● EXERCISE DIRECTIONS
Every line that contains the word "relation" should be copied out.

● DATASET ROWS
━━━━━━━━━━━━━━━━━━━━━━━━━━━━━━

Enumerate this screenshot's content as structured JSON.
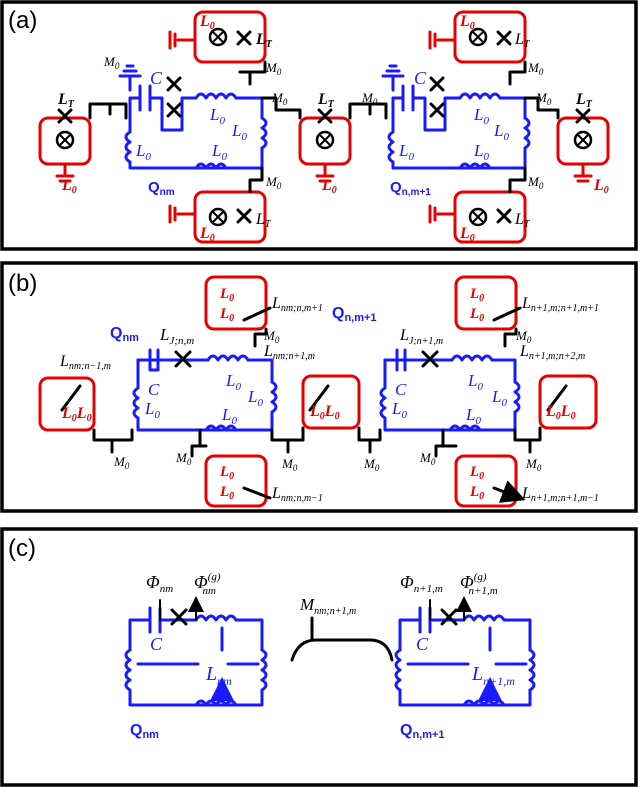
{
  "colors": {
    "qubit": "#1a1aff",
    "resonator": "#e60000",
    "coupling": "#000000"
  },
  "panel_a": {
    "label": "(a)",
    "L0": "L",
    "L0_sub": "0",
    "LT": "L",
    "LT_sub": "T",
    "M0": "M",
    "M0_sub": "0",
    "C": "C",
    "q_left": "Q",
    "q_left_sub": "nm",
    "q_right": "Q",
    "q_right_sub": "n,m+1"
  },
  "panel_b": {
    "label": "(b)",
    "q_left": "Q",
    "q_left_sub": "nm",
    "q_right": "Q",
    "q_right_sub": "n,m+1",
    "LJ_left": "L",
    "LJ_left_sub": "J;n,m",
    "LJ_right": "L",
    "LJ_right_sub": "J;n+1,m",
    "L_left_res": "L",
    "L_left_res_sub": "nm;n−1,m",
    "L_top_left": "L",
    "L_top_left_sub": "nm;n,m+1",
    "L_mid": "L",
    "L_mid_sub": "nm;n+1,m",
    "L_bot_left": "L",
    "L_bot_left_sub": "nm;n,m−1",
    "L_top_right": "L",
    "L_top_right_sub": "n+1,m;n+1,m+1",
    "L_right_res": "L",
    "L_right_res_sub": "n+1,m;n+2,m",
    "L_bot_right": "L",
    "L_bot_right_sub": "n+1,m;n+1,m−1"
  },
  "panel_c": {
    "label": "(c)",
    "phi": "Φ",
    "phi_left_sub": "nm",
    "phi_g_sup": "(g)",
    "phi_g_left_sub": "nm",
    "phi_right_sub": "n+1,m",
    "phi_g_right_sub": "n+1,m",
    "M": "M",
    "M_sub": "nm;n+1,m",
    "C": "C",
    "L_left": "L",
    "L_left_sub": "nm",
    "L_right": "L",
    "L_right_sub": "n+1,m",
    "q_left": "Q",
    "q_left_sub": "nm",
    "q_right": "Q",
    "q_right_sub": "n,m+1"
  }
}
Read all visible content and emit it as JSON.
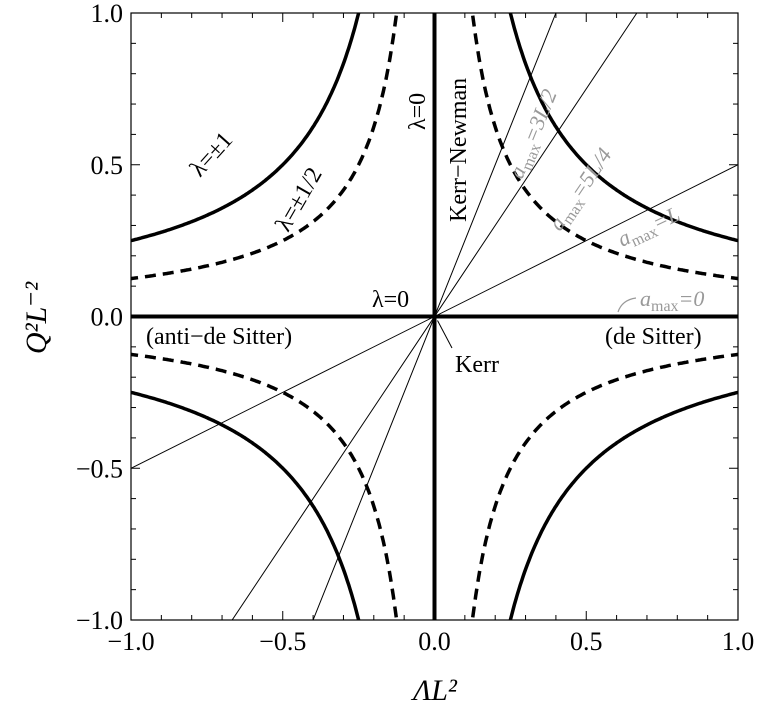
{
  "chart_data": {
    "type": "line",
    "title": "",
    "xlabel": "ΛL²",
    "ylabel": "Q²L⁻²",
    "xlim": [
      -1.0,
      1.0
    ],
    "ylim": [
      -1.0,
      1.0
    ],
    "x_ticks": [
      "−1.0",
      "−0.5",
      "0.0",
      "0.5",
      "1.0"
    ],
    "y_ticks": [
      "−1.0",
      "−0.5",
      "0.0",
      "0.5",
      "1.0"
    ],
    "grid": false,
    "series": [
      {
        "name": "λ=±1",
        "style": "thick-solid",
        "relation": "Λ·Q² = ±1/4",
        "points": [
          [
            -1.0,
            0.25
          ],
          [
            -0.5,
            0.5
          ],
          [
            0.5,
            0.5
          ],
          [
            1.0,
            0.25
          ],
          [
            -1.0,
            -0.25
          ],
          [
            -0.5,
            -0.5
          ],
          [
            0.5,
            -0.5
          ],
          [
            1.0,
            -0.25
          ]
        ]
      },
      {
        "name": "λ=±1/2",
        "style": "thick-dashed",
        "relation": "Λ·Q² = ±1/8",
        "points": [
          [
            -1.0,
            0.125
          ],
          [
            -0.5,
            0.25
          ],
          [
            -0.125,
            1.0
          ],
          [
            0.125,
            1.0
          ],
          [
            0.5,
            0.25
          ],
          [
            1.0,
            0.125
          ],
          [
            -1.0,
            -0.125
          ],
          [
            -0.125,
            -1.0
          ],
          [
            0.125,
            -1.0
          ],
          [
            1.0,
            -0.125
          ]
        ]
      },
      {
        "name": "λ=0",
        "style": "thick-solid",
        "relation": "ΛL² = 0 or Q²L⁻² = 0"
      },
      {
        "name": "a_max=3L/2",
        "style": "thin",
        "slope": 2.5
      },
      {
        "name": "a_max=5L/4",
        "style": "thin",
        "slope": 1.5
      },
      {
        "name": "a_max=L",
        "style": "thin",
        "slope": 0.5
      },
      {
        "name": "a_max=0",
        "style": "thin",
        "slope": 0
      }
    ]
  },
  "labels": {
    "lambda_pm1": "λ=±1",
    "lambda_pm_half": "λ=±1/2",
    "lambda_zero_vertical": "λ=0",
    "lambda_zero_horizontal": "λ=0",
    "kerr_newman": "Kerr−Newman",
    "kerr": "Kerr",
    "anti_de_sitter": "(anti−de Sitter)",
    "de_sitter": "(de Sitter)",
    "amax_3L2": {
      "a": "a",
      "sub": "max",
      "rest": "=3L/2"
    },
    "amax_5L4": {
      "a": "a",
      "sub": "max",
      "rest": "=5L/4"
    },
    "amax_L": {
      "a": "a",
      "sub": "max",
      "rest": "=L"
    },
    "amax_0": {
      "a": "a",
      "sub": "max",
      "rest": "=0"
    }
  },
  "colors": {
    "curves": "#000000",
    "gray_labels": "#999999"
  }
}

━━━━━━━━━━━━━━━━━━━━━━━━━━━━━━

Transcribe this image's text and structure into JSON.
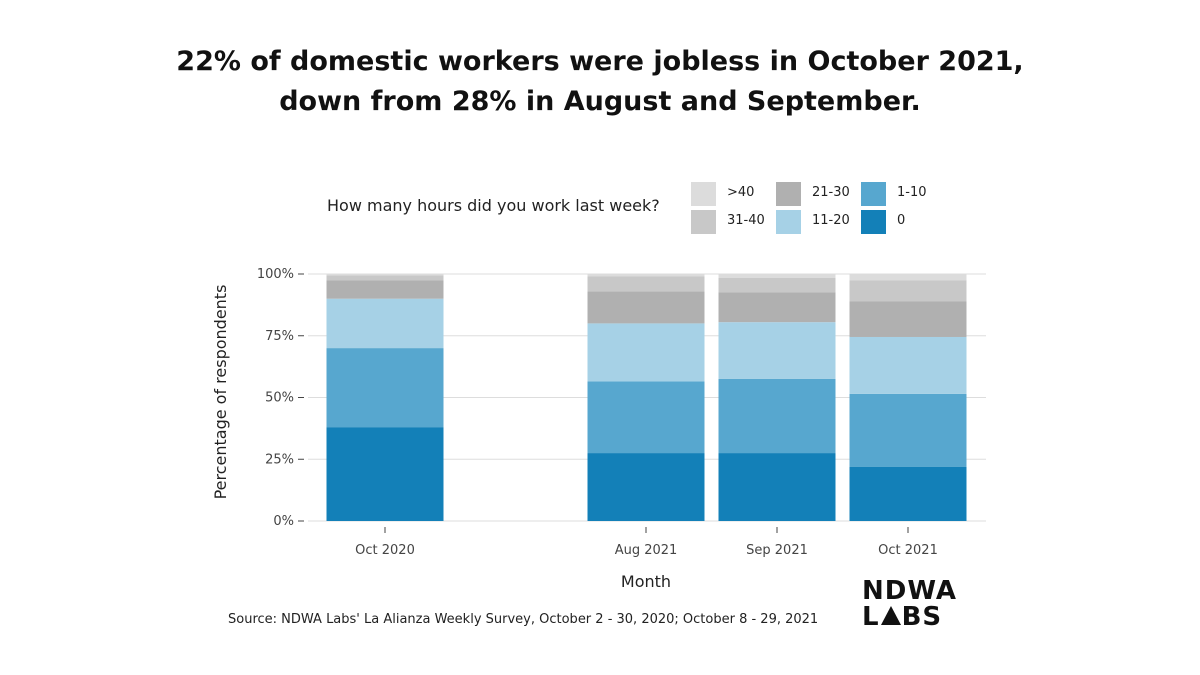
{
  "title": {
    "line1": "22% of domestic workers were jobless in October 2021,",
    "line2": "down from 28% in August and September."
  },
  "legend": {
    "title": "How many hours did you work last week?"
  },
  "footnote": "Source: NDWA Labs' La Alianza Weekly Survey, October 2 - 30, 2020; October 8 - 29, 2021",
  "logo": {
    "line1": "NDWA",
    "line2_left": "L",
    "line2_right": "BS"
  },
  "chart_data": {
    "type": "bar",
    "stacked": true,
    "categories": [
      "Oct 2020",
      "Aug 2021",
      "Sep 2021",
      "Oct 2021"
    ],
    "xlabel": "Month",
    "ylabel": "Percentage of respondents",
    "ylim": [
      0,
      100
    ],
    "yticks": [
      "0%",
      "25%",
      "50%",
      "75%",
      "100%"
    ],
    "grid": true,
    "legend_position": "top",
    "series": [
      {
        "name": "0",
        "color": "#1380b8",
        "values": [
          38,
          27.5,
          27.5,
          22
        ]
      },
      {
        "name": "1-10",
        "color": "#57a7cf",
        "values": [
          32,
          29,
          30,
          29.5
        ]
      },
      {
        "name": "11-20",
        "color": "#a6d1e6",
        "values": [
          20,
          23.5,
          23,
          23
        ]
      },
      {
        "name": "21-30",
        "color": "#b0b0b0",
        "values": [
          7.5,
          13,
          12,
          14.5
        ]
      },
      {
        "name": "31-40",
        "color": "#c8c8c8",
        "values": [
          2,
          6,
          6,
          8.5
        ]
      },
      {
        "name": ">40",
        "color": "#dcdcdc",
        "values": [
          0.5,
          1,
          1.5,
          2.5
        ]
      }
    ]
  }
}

━━━━━━━━━━━━━━━━━━━━━━━━━━━━━━

● SOLUTION FOR THIS PROBLEM
        "relation": "Λ·Q² = ±1/4",
        "relation": "Λ·Q² = ±1/8",
        "relation": "ΛL² = 0 or Q²L⁻² = 0"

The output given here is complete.